Skip the pictures. Repeat everything else in the records word for word.

----- INPUT FOR THIS TASK -----

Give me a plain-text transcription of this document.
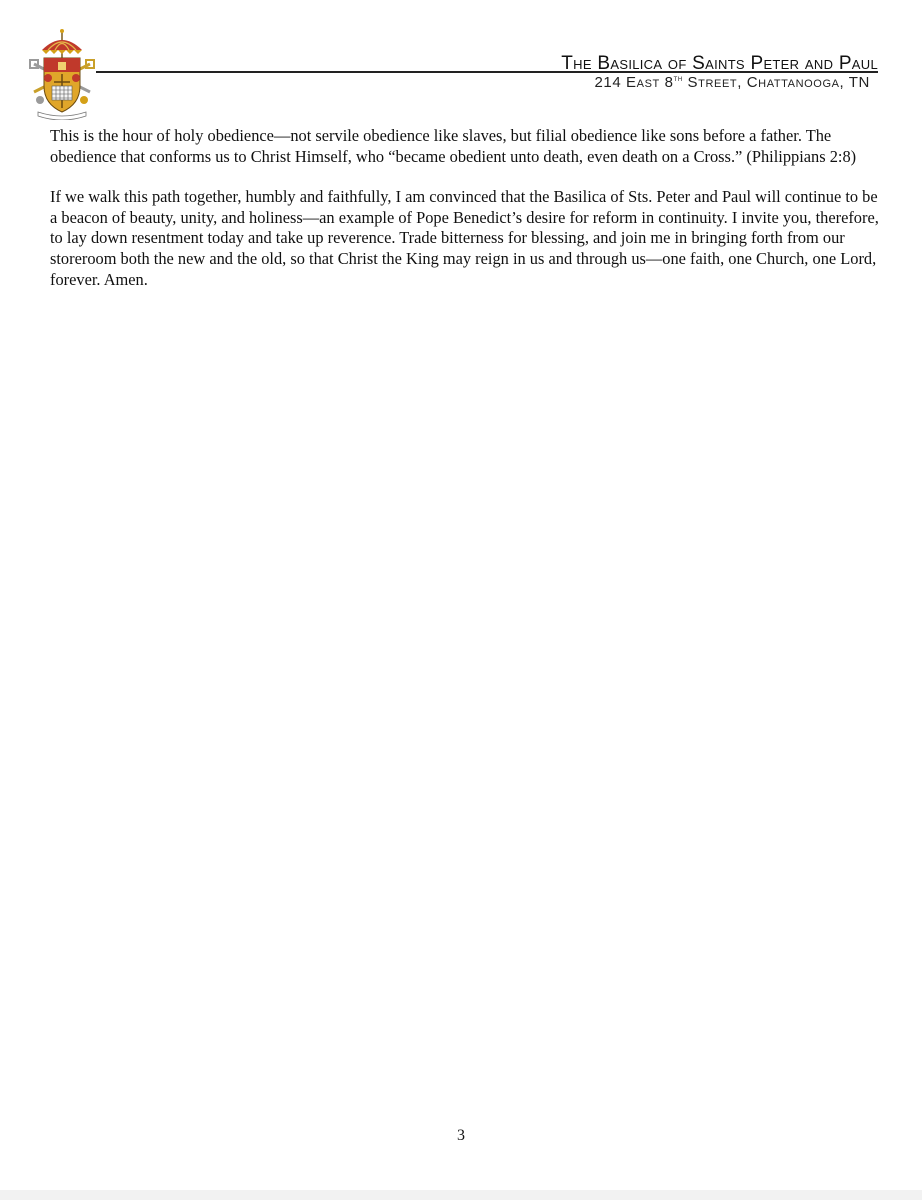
The Basilica of Saints Peter and Paul
214 East 8th Street, Chattanooga, TN

This is the hour of holy obedience—not servile obedience like slaves, but filial obedience like sons before a father. The obedience that conforms us to Christ Himself, who “became obedient unto death, even death on a Cross.” (Philippians 2:8)

If we walk this path together, humbly and faithfully, I am convinced that the Basilica of Sts. Peter and Paul will continue to be a beacon of beauty, unity, and holiness—an example of Pope Benedict’s desire for reform in continuity. I invite you, therefore, to lay down resentment today and take up reverence. Trade bitterness for blessing, and join me in bringing forth from our storeroom both the new and the old, so that Christ the King may reign in us and through us—one faith, one Church, one Lord, forever. Amen.

3
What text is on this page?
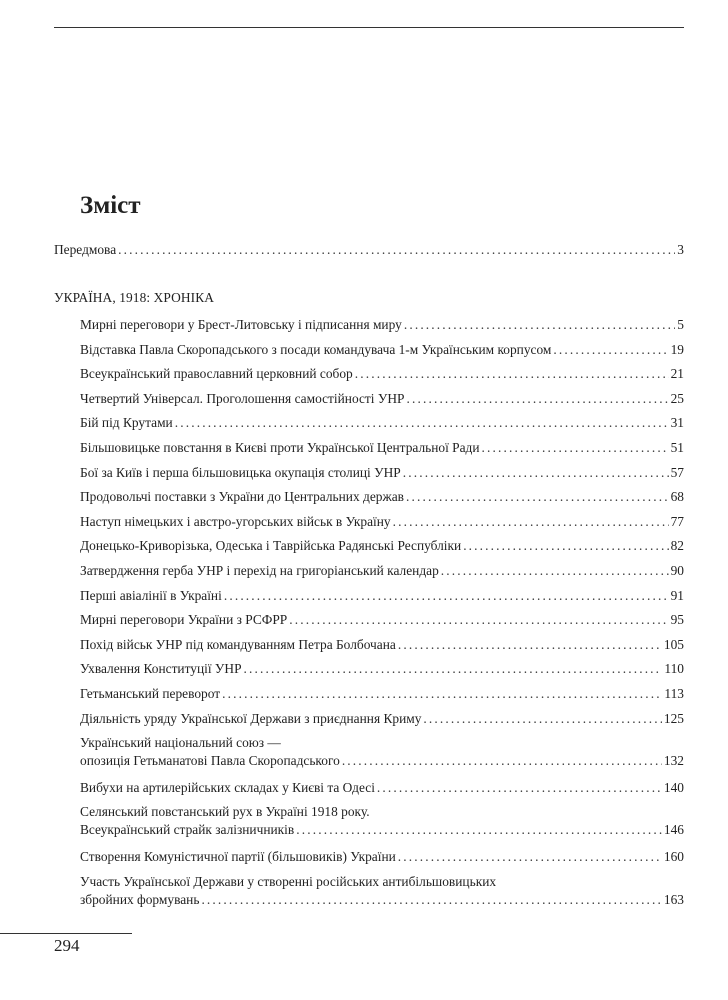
Зміст
Передмова . . .	3
УКРАЇНА, 1918: ХРОНІКА
Мирні переговори у Брест-Литовську і підписання миру . . .	5
Відставка Павла Скоропадського з посади командувача 1-м Українським корпусом . . .	19
Всеукраїнський православний церковний собор . . .	21
Четвертий Універсал. Проголошення самостійності УНР . . .	25
Бій під Крутами . . .	31
Більшовицьке повстання в Києві проти Української Центральної Ради . . .	51
Бої за Київ і перша більшовицька окупація столиці УНР . . .	57
Продовольчі поставки з України до Центральних держав . . .	68
Наступ німецьких і австро-угорських військ в Україну . . .	77
Донецько-Криворізька, Одеська і Таврійська Радянські Республіки . . .	82
Затвердження герба УНР і перехід на григоріанський календар . . .	90
Перші авіалінії в Україні . . .	91
Мирні переговори України з РСФРР . . .	95
Похід військ УНР під командуванням Петра Болбочана . . .	105
Ухвалення Конституції УНР . . .	110
Гетьманський переворот . . .	113
Діяльність уряду Української Держави з приєднання Криму . . .	125
Український національний союз —
опозиція Гетьманатові Павла Скоропадського . . .	132
Вибухи на артилерійських складах у Києві та Одесі . . .	140
Селянський повстанський рух в Україні 1918 року.
Всеукраїнський страйк залізничників . . .	146
Створення Комуністичної партії (більшовиків) України . . .	160
Участь Української Держави у створенні російських антибільшовицьких
збройних формувань . . .	163
294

-----

**SOLVED PROBLEM:**
Give me a plain-text transcription of this document.
The Basilica of Saints Peter and Paul
214 East 8th Street, Chattanooga, TN

This is the hour of holy obedience—not servile obedience like slaves, but filial obedience like sons before a father. The obedience that conforms us to Christ Himself, who “became obedient unto death, even death on a Cross.” (Philippians 2:8)

If we walk this path together, humbly and faithfully, I am convinced that the Basilica of Sts. Peter and Paul will continue to be a beacon of beauty, unity, and holiness—an example of Pope Benedict’s desire for reform in continuity. I invite you, therefore, to lay down resentment today and take up reverence. Trade bitterness for blessing, and join me in bringing forth from our storeroom both the new and the old, so that Christ the King may reign in us and through us—one faith, one Church, one Lord, forever. Amen.

3
What text is on this page?
Зміст
Передмова . . .	3
УКРАЇНА, 1918: ХРОНІКА
Мирні переговори у Брест-Литовську і підписання миру . . .	5
Відставка Павла Скоропадського з посади командувача 1-м Українським корпусом . . .	19
Всеукраїнський православний церковний собор . . .	21
Четвертий Універсал. Проголошення самостійності УНР . . .	25
Бій під Крутами . . .	31
Більшовицьке повстання в Києві проти Української Центральної Ради . . .	51
Бої за Київ і перша більшовицька окупація столиці УНР . . .	57
Продовольчі поставки з України до Центральних держав . . .	68
Наступ німецьких і австро-угорських військ в Україну . . .	77
Донецько-Криворізька, Одеська і Таврійська Радянські Республіки . . .	82
Затвердження герба УНР і перехід на григоріанський календар . . .	90
Перші авіалінії в Україні . . .	91
Мирні переговори України з РСФРР . . .	95
Похід військ УНР під командуванням Петра Болбочана . . .	105
Ухвалення Конституції УНР . . .	110
Гетьманський переворот . . .	113
Діяльність уряду Української Держави з приєднання Криму . . .	125
Український національний союз —
опозиція Гетьманатові Павла Скоропадського . . .	132
Вибухи на артилерійських складах у Києві та Одесі . . .	140
Селянський повстанський рух в Україні 1918 року.
Всеукраїнський страйк залізничників . . .	146
Створення Комуністичної партії (більшовиків) України . . .	160
Участь Української Держави у створенні російських антибільшовицьких
збройних формувань . . .	163
294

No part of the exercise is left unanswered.